■ Short problem ■
Set down each record below precisely, skipping the pictures.
Start of Data to process
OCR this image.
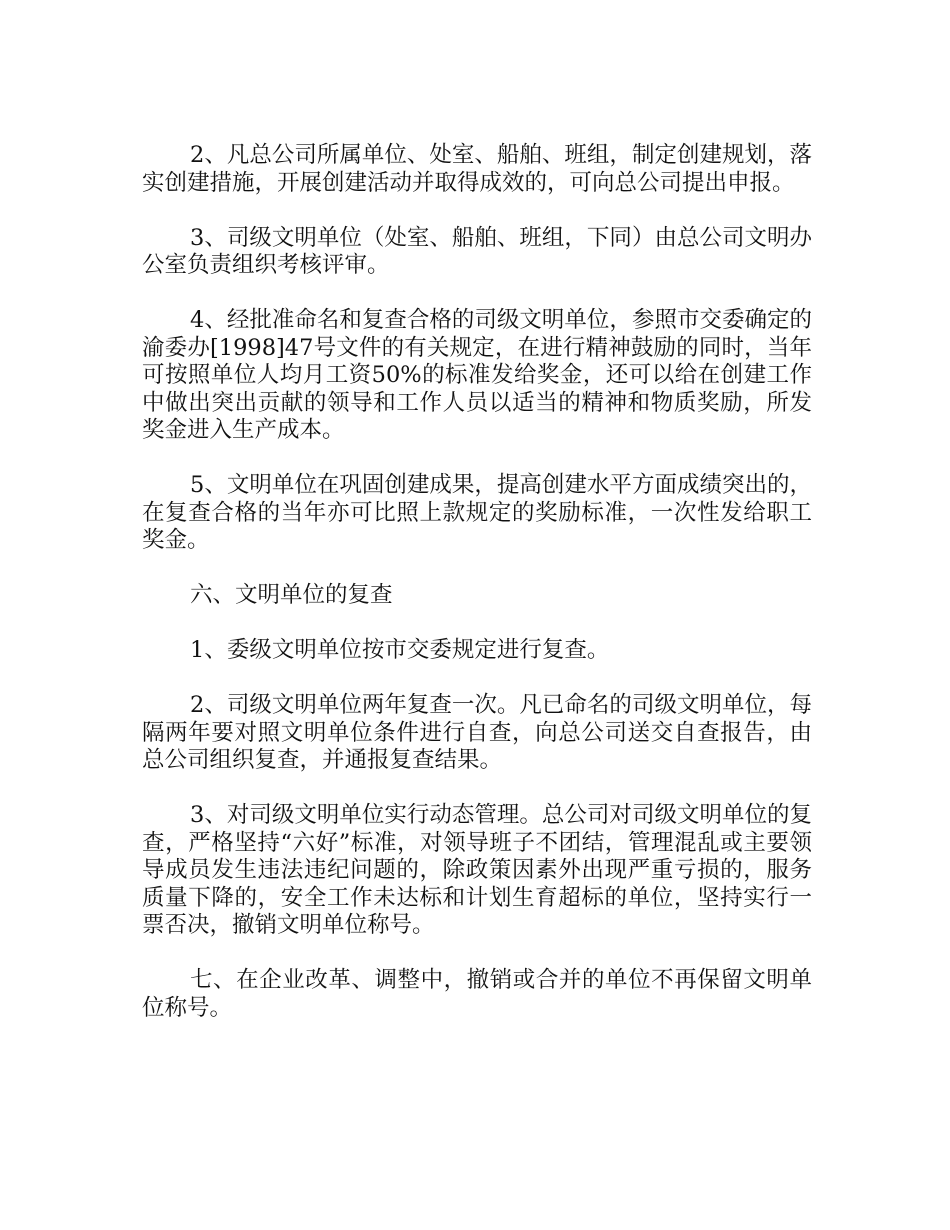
2、凡总公司所属单位、处室、船舶、班组，制定创建规划，落实创建措施，开展创建活动并取得成效的，可向总公司提出申报。

3、司级文明单位（处室、船舶、班组，下同）由总公司文明办公室负责组织考核评审。

4、经批准命名和复查合格的司级文明单位，参照市交委确定的渝委办[1998]47号文件的有关规定，在进行精神鼓励的同时，当年可按照单位人均月工资50%的标准发给奖金，还可以给在创建工作中做出突出贡献的领导和工作人员以适当的精神和物质奖励，所发奖金进入生产成本。

5、文明单位在巩固创建成果，提高创建水平方面成绩突出的，在复查合格的当年亦可比照上款规定的奖励标准，一次性发给职工奖金。

六、文明单位的复查

1、委级文明单位按市交委规定进行复查。

2、司级文明单位两年复查一次。凡已命名的司级文明单位，每隔两年要对照文明单位条件进行自查，向总公司送交自查报告，由总公司组织复查，并通报复查结果。

3、对司级文明单位实行动态管理。总公司对司级文明单位的复查，严格坚持“六好”标准，对领导班子不团结，管理混乱或主要领导成员发生违法违纪问题的，除政策因素外出现严重亏损的，服务质量下降的，安全工作未达标和计划生育超标的单位，坚持实行一票否决，撤销文明单位称号。

七、在企业改革、调整中，撤销或合并的单位不再保留文明单位称号。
End of Data to process
■ Answer ■
OCR this image.
2、凡总公司所属单位、处室、船舶、班组，制定创建规划，落实创建措施，开展创建活动并取得成效的，可向总公司提出申报。

3、司级文明单位（处室、船舶、班组，下同）由总公司文明办公室负责组织考核评审。

4、经批准命名和复查合格的司级文明单位，参照市交委确定的渝委办[1998]47号文件的有关规定，在进行精神鼓励的同时，当年可按照单位人均月工资50%的标准发给奖金，还可以给在创建工作中做出突出贡献的领导和工作人员以适当的精神和物质奖励，所发奖金进入生产成本。

5、文明单位在巩固创建成果，提高创建水平方面成绩突出的，在复查合格的当年亦可比照上款规定的奖励标准，一次性发给职工奖金。

六、文明单位的复查

1、委级文明单位按市交委规定进行复查。

2、司级文明单位两年复查一次。凡已命名的司级文明单位，每隔两年要对照文明单位条件进行自查，向总公司送交自查报告，由总公司组织复查，并通报复查结果。

3、对司级文明单位实行动态管理。总公司对司级文明单位的复查，严格坚持“六好”标准，对领导班子不团结，管理混乱或主要领导成员发生违法违纪问题的，除政策因素外出现严重亏损的，服务质量下降的，安全工作未达标和计划生育超标的单位，坚持实行一票否决，撤销文明单位称号。

七、在企业改革、调整中，撤销或合并的单位不再保留文明单位称号。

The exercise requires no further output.